Collected data entries:
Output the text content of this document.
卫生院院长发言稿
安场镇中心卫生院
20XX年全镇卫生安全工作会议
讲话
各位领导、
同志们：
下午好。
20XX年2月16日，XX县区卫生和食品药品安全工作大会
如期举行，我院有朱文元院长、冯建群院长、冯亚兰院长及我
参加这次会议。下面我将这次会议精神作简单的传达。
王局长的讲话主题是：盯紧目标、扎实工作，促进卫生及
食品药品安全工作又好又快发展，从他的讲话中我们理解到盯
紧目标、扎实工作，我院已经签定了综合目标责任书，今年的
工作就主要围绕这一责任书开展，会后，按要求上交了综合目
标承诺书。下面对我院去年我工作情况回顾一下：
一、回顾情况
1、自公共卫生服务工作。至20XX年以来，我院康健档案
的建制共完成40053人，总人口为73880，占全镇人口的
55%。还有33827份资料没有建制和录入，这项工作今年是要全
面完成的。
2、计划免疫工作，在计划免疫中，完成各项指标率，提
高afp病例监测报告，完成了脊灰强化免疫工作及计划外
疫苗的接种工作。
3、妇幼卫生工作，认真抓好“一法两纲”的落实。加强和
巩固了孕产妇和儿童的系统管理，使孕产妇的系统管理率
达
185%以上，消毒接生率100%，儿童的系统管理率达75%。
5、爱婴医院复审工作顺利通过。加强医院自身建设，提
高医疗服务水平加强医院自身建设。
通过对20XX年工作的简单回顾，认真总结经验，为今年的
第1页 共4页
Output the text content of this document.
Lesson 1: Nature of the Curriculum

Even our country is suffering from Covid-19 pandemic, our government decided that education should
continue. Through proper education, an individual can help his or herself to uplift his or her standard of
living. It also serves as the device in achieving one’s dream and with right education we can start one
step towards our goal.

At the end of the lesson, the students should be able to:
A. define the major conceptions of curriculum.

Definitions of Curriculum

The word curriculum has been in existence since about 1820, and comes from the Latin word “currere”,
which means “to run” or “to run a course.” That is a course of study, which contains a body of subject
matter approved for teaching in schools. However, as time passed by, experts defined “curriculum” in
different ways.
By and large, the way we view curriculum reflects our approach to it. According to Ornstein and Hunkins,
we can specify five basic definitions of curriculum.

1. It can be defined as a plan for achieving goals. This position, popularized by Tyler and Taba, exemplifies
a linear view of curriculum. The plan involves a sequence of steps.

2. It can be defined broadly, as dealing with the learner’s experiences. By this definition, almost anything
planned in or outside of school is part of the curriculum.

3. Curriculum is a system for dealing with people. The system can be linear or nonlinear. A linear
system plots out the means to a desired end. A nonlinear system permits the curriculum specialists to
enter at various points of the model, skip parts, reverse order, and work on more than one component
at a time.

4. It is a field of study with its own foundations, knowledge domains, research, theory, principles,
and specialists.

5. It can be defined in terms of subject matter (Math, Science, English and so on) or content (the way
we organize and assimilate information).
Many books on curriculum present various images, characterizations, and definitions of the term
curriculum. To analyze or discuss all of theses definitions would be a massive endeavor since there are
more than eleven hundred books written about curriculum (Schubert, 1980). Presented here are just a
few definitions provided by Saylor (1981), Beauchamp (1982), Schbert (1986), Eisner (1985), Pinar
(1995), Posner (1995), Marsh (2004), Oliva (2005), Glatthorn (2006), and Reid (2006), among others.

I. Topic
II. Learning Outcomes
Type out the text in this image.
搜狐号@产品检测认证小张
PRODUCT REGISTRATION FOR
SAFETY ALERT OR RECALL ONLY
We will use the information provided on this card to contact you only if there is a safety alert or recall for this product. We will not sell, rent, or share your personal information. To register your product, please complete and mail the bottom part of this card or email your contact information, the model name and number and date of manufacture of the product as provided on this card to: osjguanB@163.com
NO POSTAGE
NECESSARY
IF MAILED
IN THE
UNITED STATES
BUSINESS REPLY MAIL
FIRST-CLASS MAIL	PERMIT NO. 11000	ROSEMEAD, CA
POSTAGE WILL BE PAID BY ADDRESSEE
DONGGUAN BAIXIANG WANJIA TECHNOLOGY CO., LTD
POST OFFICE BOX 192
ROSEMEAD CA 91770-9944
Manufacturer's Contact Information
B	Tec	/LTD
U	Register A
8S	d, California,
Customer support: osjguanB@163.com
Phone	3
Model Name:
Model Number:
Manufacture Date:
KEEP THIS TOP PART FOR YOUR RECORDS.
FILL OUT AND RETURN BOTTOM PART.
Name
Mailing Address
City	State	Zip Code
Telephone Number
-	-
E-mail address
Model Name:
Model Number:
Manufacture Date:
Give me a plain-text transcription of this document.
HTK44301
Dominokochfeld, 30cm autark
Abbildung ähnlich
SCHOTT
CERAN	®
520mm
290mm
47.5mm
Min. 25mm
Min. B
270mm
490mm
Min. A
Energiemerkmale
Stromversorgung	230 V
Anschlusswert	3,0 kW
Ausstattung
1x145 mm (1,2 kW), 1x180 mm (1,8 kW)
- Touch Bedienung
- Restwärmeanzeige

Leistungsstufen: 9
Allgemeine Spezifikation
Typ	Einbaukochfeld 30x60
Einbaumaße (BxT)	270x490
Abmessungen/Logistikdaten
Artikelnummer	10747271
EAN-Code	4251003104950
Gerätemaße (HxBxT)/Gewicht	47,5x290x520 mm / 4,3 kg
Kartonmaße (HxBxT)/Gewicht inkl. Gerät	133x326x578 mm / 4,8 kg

JOB: Set every line of the listing down word for word.

COMPLETE ANSWER:
Output the text content of this document.
卫生院院长发言稿
安场镇中心卫生院
20XX年全镇卫生安全工作会议
讲话
各位领导、
同志们：
下午好。
20XX年2月16日，XX县区卫生和食品药品安全工作大会
如期举行，我院有朱文元院长、冯建群院长、冯亚兰院长及我
参加这次会议。下面我将这次会议精神作简单的传达。
王局长的讲话主题是：盯紧目标、扎实工作，促进卫生及
食品药品安全工作又好又快发展，从他的讲话中我们理解到盯
紧目标、扎实工作，我院已经签定了综合目标责任书，今年的
工作就主要围绕这一责任书开展，会后，按要求上交了综合目
标承诺书。下面对我院去年我工作情况回顾一下：
一、回顾情况
1、自公共卫生服务工作。至20XX年以来，我院康健档案
的建制共完成40053人，总人口为73880，占全镇人口的
55%。还有33827份资料没有建制和录入，这项工作今年是要全
面完成的。
2、计划免疫工作，在计划免疫中，完成各项指标率，提
高afp病例监测报告，完成了脊灰强化免疫工作及计划外
疫苗的接种工作。
3、妇幼卫生工作，认真抓好“一法两纲”的落实。加强和
巩固了孕产妇和儿童的系统管理，使孕产妇的系统管理率
达
185%以上，消毒接生率100%，儿童的系统管理率达75%。
5、爱婴医院复审工作顺利通过。加强医院自身建设，提
高医疗服务水平加强医院自身建设。
通过对20XX年工作的简单回顾，认真总结经验，为今年的
第1页 共4页
Output the text content of this document.
Lesson 1: Nature of the Curriculum

Even our country is suffering from Covid-19 pandemic, our government decided that education should
continue. Through proper education, an individual can help his or herself to uplift his or her standard of
living. It also serves as the device in achieving one’s dream and with right education we can start one
step towards our goal.

At the end of the lesson, the students should be able to:
A. define the major conceptions of curriculum.

Definitions of Curriculum

The word curriculum has been in existence since about 1820, and comes from the Latin word “currere”,
which means “to run” or “to run a course.” That is a course of study, which contains a body of subject
matter approved for teaching in schools. However, as time passed by, experts defined “curriculum” in
different ways.
By and large, the way we view curriculum reflects our approach to it. According to Ornstein and Hunkins,
we can specify five basic definitions of curriculum.

1. It can be defined as a plan for achieving goals. This position, popularized by Tyler and Taba, exemplifies
a linear view of curriculum. The plan involves a sequence of steps.

2. It can be defined broadly, as dealing with the learner’s experiences. By this definition, almost anything
planned in or outside of school is part of the curriculum.

3. Curriculum is a system for dealing with people. The system can be linear or nonlinear. A linear
system plots out the means to a desired end. A nonlinear system permits the curriculum specialists to
enter at various points of the model, skip parts, reverse order, and work on more than one component
at a time.

4. It is a field of study with its own foundations, knowledge domains, research, theory, principles,
and specialists.

5. It can be defined in terms of subject matter (Math, Science, English and so on) or content (the way
we organize and assimilate information).
Many books on curriculum present various images, characterizations, and definitions of the term
curriculum. To analyze or discuss all of theses definitions would be a massive endeavor since there are
more than eleven hundred books written about curriculum (Schubert, 1980). Presented here are just a
few definitions provided by Saylor (1981), Beauchamp (1982), Schbert (1986), Eisner (1985), Pinar
(1995), Posner (1995), Marsh (2004), Oliva (2005), Glatthorn (2006), and Reid (2006), among others.

I. Topic
II. Learning Outcomes
Type out the text in this image.
搜狐号@产品检测认证小张
PRODUCT REGISTRATION FOR
SAFETY ALERT OR RECALL ONLY
We will use the information provided on this card to contact you only if there is a safety alert or recall for this product. We will not sell, rent, or share your personal information. To register your product, please complete and mail the bottom part of this card or email your contact information, the model name and number and date of manufacture of the product as provided on this card to: osjguanB@163.com
NO POSTAGE
NECESSARY
IF MAILED
IN THE
UNITED STATES
BUSINESS REPLY MAIL
FIRST-CLASS MAIL	PERMIT NO. 11000	ROSEMEAD, CA
POSTAGE WILL BE PAID BY ADDRESSEE
DONGGUAN BAIXIANG WANJIA TECHNOLOGY CO., LTD
POST OFFICE BOX 192
ROSEMEAD CA 91770-9944
Manufacturer's Contact Information
B	Tec	/LTD
U	Register A
8S	d, California,
Customer support: osjguanB@163.com
Phone	3
Model Name:
Model Number:
Manufacture Date:
KEEP THIS TOP PART FOR YOUR RECORDS.
FILL OUT AND RETURN BOTTOM PART.
Name
Mailing Address
City	State	Zip Code
Telephone Number
-	-
E-mail address
Model Name:
Model Number:
Manufacture Date:
Give me a plain-text transcription of this document.
HTK44301
Dominokochfeld, 30cm autark
Abbildung ähnlich
SCHOTT
CERAN	®
520mm
290mm
47.5mm
Min. 25mm
Min. B
270mm
490mm
Min. A
Energiemerkmale
Stromversorgung	230 V
Anschlusswert	3,0 kW
Ausstattung
1x145 mm (1,2 kW), 1x180 mm (1,8 kW)
- Touch Bedienung
- Restwärmeanzeige

Leistungsstufen: 9
Allgemeine Spezifikation
Typ	Einbaukochfeld 30x60
Einbaumaße (BxT)	270x490
Abmessungen/Logistikdaten
Artikelnummer	10747271
EAN-Code	4251003104950
Gerätemaße (HxBxT)/Gewicht	47,5x290x520 mm / 4,3 kg
Kartonmaße (HxBxT)/Gewicht inkl. Gerät	133x326x578 mm / 4,8 kg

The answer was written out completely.